• **Exercise aim**:
Identify each line below containing the string "text" and copy it.

┌─ Records supplied

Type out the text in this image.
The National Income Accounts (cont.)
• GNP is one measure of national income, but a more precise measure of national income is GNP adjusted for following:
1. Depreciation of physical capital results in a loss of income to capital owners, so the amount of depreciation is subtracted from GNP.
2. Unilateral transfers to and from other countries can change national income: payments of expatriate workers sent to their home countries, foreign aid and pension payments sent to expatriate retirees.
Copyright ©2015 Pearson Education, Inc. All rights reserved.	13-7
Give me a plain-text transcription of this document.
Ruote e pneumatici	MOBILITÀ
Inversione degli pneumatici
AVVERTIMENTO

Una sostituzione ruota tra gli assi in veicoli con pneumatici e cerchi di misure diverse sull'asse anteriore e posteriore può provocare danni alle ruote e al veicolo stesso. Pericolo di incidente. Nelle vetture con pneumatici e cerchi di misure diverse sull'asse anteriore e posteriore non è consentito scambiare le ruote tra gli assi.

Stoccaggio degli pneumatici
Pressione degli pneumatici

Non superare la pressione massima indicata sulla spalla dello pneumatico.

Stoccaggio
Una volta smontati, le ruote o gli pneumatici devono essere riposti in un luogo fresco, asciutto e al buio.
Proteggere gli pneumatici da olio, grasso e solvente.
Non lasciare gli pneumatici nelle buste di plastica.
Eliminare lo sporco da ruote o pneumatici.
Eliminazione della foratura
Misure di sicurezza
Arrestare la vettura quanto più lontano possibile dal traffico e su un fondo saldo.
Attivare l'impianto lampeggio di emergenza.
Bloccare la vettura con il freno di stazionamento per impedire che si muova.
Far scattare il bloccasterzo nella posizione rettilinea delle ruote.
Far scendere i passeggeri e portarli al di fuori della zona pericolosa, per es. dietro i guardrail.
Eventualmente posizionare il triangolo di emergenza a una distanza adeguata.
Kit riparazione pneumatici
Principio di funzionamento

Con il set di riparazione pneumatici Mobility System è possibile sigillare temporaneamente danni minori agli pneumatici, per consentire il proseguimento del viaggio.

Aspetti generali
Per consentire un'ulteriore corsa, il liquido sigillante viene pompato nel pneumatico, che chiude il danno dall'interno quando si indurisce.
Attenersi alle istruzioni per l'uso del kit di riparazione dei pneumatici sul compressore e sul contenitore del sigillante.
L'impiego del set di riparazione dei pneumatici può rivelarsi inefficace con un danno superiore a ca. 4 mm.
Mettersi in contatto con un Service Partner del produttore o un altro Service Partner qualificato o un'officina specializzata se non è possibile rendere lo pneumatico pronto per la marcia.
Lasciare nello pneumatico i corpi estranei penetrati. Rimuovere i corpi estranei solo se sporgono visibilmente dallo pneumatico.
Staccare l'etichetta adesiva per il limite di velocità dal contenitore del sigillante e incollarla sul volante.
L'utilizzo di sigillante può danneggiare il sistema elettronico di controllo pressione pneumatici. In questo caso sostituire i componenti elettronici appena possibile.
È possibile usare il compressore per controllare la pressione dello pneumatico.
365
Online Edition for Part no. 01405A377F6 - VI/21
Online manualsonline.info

└─

• **The solution**:
Type out the text in this image.
Give me a plain-text transcription of this document.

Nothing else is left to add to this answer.